DIRECTIONS: Rewrite the records below, changing every "price-tick-label" to "price-axis-label" and leaving everything else the same.

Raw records
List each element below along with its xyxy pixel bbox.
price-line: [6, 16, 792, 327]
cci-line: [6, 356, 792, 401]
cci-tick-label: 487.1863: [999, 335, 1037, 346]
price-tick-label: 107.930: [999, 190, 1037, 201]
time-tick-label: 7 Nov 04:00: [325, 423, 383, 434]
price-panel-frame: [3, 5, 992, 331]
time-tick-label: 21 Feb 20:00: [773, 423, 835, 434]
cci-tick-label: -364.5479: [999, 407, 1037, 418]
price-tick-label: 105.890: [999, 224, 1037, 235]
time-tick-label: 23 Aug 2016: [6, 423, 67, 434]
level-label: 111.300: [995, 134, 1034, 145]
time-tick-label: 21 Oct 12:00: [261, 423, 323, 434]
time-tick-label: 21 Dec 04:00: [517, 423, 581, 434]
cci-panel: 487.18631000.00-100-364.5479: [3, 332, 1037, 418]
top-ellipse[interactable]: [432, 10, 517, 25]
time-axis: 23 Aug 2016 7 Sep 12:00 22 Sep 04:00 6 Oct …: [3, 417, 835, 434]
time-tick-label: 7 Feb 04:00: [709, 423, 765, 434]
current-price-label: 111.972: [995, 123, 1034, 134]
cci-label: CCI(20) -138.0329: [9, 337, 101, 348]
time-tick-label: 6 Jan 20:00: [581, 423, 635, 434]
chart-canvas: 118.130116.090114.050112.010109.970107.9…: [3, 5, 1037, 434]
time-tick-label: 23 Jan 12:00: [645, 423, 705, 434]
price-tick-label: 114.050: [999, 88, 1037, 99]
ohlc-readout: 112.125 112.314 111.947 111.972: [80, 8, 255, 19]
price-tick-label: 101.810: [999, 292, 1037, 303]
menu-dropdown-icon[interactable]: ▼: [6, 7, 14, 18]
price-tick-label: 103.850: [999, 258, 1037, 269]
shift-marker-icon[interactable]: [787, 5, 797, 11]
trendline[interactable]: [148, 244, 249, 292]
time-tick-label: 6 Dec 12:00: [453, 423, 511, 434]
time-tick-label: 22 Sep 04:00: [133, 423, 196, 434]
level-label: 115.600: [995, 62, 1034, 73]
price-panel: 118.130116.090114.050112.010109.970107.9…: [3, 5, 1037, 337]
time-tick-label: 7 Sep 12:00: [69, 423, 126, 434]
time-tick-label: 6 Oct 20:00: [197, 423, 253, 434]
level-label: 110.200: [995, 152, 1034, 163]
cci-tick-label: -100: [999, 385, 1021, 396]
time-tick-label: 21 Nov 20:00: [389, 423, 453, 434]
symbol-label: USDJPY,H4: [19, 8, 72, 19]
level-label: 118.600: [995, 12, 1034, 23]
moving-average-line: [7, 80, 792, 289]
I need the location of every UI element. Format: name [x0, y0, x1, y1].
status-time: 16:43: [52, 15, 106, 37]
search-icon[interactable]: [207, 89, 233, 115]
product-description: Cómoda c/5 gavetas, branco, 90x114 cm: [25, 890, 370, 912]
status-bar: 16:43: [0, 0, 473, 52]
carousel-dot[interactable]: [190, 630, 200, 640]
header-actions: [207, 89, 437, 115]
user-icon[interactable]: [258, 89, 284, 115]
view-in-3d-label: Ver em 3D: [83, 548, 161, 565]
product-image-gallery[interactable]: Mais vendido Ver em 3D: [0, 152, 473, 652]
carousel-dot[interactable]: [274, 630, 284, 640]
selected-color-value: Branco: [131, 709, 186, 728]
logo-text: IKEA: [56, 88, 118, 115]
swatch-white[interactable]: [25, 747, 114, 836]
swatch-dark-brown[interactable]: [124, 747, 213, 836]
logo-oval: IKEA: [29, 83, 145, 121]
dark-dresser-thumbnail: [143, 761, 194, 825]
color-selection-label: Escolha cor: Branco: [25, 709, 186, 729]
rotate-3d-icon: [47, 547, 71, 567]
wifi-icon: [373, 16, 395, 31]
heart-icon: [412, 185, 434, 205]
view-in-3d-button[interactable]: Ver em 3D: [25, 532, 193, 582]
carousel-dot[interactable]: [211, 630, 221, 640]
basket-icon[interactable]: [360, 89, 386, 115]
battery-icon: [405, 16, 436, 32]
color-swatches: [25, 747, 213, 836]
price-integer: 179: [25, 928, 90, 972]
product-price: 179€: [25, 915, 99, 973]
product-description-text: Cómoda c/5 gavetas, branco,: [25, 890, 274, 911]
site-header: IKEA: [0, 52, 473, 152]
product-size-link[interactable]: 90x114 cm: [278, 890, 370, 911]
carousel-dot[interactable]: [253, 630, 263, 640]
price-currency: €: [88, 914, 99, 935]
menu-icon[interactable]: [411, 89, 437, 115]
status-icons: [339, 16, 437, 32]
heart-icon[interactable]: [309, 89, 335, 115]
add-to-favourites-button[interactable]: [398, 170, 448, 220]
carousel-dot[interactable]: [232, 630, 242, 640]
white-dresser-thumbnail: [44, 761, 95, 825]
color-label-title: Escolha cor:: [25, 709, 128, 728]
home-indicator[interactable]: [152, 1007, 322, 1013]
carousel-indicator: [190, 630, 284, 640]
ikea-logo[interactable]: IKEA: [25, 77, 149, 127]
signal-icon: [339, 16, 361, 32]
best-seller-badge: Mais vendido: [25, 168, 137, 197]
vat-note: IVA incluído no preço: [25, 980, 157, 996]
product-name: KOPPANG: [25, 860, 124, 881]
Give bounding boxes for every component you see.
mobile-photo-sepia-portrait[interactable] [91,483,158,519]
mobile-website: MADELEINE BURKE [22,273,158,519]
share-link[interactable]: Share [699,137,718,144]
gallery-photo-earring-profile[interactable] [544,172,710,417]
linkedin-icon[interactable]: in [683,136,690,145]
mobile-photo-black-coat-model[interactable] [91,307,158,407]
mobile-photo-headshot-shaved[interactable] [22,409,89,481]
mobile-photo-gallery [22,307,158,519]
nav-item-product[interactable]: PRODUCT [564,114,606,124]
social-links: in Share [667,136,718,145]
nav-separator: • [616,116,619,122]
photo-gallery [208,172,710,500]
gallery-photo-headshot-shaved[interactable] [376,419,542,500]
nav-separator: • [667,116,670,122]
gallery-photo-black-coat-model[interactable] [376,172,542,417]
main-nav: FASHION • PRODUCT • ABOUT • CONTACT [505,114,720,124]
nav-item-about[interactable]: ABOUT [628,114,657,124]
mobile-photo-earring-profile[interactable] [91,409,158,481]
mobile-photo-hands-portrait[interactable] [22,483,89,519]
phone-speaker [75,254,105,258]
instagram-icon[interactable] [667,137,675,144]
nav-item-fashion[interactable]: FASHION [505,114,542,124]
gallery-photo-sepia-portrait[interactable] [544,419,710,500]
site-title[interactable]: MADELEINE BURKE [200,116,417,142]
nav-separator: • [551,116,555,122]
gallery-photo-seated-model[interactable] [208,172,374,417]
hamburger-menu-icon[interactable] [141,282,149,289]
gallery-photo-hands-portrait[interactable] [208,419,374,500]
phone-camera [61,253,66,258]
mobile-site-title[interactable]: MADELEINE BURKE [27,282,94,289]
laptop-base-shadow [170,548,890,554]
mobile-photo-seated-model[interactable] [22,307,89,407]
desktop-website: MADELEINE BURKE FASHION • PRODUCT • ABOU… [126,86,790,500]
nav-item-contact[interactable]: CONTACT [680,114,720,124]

TASK RESPONSE:
List each element below along with its xyxy pixel bbox.
price-line: [6, 16, 792, 327]
cci-line: [6, 356, 792, 401]
cci-tick-label: 487.1863: [999, 335, 1037, 346]
price-axis-label: 107.930: [999, 190, 1037, 201]
time-tick-label: 7 Nov 04:00: [325, 423, 383, 434]
price-panel-frame: [3, 5, 992, 331]
time-tick-label: 21 Feb 20:00: [773, 423, 835, 434]
cci-tick-label: -364.5479: [999, 407, 1037, 418]
price-axis-label: 105.890: [999, 224, 1037, 235]
time-tick-label: 23 Aug 2016: [6, 423, 67, 434]
level-label: 111.300: [995, 134, 1034, 145]
time-tick-label: 21 Oct 12:00: [261, 423, 323, 434]
time-tick-label: 21 Dec 04:00: [517, 423, 581, 434]
cci-panel: 487.18631000.00-100-364.5479: [3, 332, 1037, 418]
top-ellipse[interactable]: [432, 10, 517, 25]
time-axis: 23 Aug 2016 7 Sep 12:00 22 Sep 04:00 6 Oct …: [3, 417, 835, 434]
time-tick-label: 7 Feb 04:00: [709, 423, 765, 434]
current-price-label: 111.972: [995, 123, 1034, 134]
cci-label: CCI(20) -138.0329: [9, 337, 101, 348]
time-tick-label: 6 Jan 20:00: [581, 423, 635, 434]
chart-canvas: 118.130116.090114.050112.010109.970107.9…: [3, 5, 1037, 434]
time-tick-label: 23 Jan 12:00: [645, 423, 705, 434]
price-axis-label: 114.050: [999, 88, 1037, 99]
ohlc-readout: 112.125 112.314 111.947 111.972: [80, 8, 255, 19]
price-axis-label: 101.810: [999, 292, 1037, 303]
menu-dropdown-icon[interactable]: ▼: [6, 7, 14, 18]
price-axis-label: 103.850: [999, 258, 1037, 269]
shift-marker-icon[interactable]: [787, 5, 797, 11]
trendline[interactable]: [148, 244, 249, 292]
time-tick-label: 6 Dec 12:00: [453, 423, 511, 434]
time-tick-label: 22 Sep 04:00: [133, 423, 196, 434]
level-label: 115.600: [995, 62, 1034, 73]
price-panel: 118.130116.090114.050112.010109.970107.9…: [3, 5, 1037, 337]
time-tick-label: 7 Sep 12:00: [69, 423, 126, 434]
time-tick-label: 6 Oct 20:00: [197, 423, 253, 434]
level-label: 110.200: [995, 152, 1034, 163]
cci-tick-label: -100: [999, 385, 1021, 396]
time-tick-label: 21 Nov 20:00: [389, 423, 453, 434]
symbol-label: USDJPY,H4: [19, 8, 72, 19]
level-label: 118.600: [995, 12, 1034, 23]
moving-average-line: [7, 80, 792, 289]
I need the location of every UI element. Format: name [x0, y0, x1, y1].
status-time: 16:43: [52, 15, 106, 37]
search-icon[interactable]: [207, 89, 233, 115]
product-description: Cómoda c/5 gavetas, branco, 90x114 cm: [25, 890, 370, 912]
status-bar: 16:43: [0, 0, 473, 52]
carousel-dot[interactable]: [190, 630, 200, 640]
header-actions: [207, 89, 437, 115]
user-icon[interactable]: [258, 89, 284, 115]
view-in-3d-label: Ver em 3D: [83, 548, 161, 565]
product-image-gallery[interactable]: Mais vendido Ver em 3D: [0, 152, 473, 652]
carousel-dot[interactable]: [274, 630, 284, 640]
selected-color-value: Branco: [131, 709, 186, 728]
logo-text: IKEA: [56, 88, 118, 115]
swatch-white[interactable]: [25, 747, 114, 836]
swatch-dark-brown[interactable]: [124, 747, 213, 836]
logo-oval: IKEA: [29, 83, 145, 121]
dark-dresser-thumbnail: [143, 761, 194, 825]
color-selection-label: Escolha cor: Branco: [25, 709, 186, 729]
rotate-3d-icon: [47, 547, 71, 567]
wifi-icon: [373, 16, 395, 31]
heart-icon: [412, 185, 434, 205]
view-in-3d-button[interactable]: Ver em 3D: [25, 532, 193, 582]
carousel-dot[interactable]: [211, 630, 221, 640]
basket-icon[interactable]: [360, 89, 386, 115]
battery-icon: [405, 16, 436, 32]
color-swatches: [25, 747, 213, 836]
price-integer: 179: [25, 928, 90, 972]
product-price: 179€: [25, 915, 99, 973]
product-description-text: Cómoda c/5 gavetas, branco,: [25, 890, 274, 911]
site-header: IKEA: [0, 52, 473, 152]
product-size-link[interactable]: 90x114 cm: [278, 890, 370, 911]
carousel-dot[interactable]: [253, 630, 263, 640]
price-currency: €: [88, 914, 99, 935]
menu-icon[interactable]: [411, 89, 437, 115]
status-icons: [339, 16, 437, 32]
heart-icon[interactable]: [309, 89, 335, 115]
add-to-favourites-button[interactable]: [398, 170, 448, 220]
carousel-dot[interactable]: [232, 630, 242, 640]
white-dresser-thumbnail: [44, 761, 95, 825]
color-label-title: Escolha cor:: [25, 709, 128, 728]
home-indicator[interactable]: [152, 1007, 322, 1013]
carousel-indicator: [190, 630, 284, 640]
ikea-logo[interactable]: IKEA: [25, 77, 149, 127]
signal-icon: [339, 16, 361, 32]
best-seller-badge: Mais vendido: [25, 168, 137, 197]
vat-note: IVA incluído no preço: [25, 980, 157, 996]
product-name: KOPPANG: [25, 860, 124, 881]
Give bounding boxes for every component you see.
mobile-photo-sepia-portrait[interactable] [91,483,158,519]
mobile-website: MADELEINE BURKE [22,273,158,519]
share-link[interactable]: Share [699,137,718,144]
gallery-photo-earring-profile[interactable] [544,172,710,417]
linkedin-icon[interactable]: in [683,136,690,145]
mobile-photo-black-coat-model[interactable] [91,307,158,407]
mobile-photo-headshot-shaved[interactable] [22,409,89,481]
mobile-photo-gallery [22,307,158,519]
nav-item-product[interactable]: PRODUCT [564,114,606,124]
social-links: in Share [667,136,718,145]
nav-separator: • [616,116,619,122]
photo-gallery [208,172,710,500]
gallery-photo-headshot-shaved[interactable] [376,419,542,500]
nav-separator: • [667,116,670,122]
gallery-photo-black-coat-model[interactable] [376,172,542,417]
main-nav: FASHION • PRODUCT • ABOUT • CONTACT [505,114,720,124]
nav-item-about[interactable]: ABOUT [628,114,657,124]
mobile-photo-earring-profile[interactable] [91,409,158,481]
mobile-photo-hands-portrait[interactable] [22,483,89,519]
phone-speaker [75,254,105,258]
instagram-icon[interactable] [667,137,675,144]
nav-item-fashion[interactable]: FASHION [505,114,542,124]
gallery-photo-sepia-portrait[interactable] [544,419,710,500]
site-title[interactable]: MADELEINE BURKE [200,116,417,142]
nav-separator: • [551,116,555,122]
gallery-photo-seated-model[interactable] [208,172,374,417]
hamburger-menu-icon[interactable] [141,282,149,289]
gallery-photo-hands-portrait[interactable] [208,419,374,500]
phone-camera [61,253,66,258]
mobile-site-title[interactable]: MADELEINE BURKE [27,282,94,289]
laptop-base-shadow [170,548,890,554]
mobile-photo-seated-model[interactable] [22,307,89,407]
desktop-website: MADELEINE BURKE FASHION • PRODUCT • ABOU… [126,86,790,500]
nav-item-contact[interactable]: CONTACT [680,114,720,124]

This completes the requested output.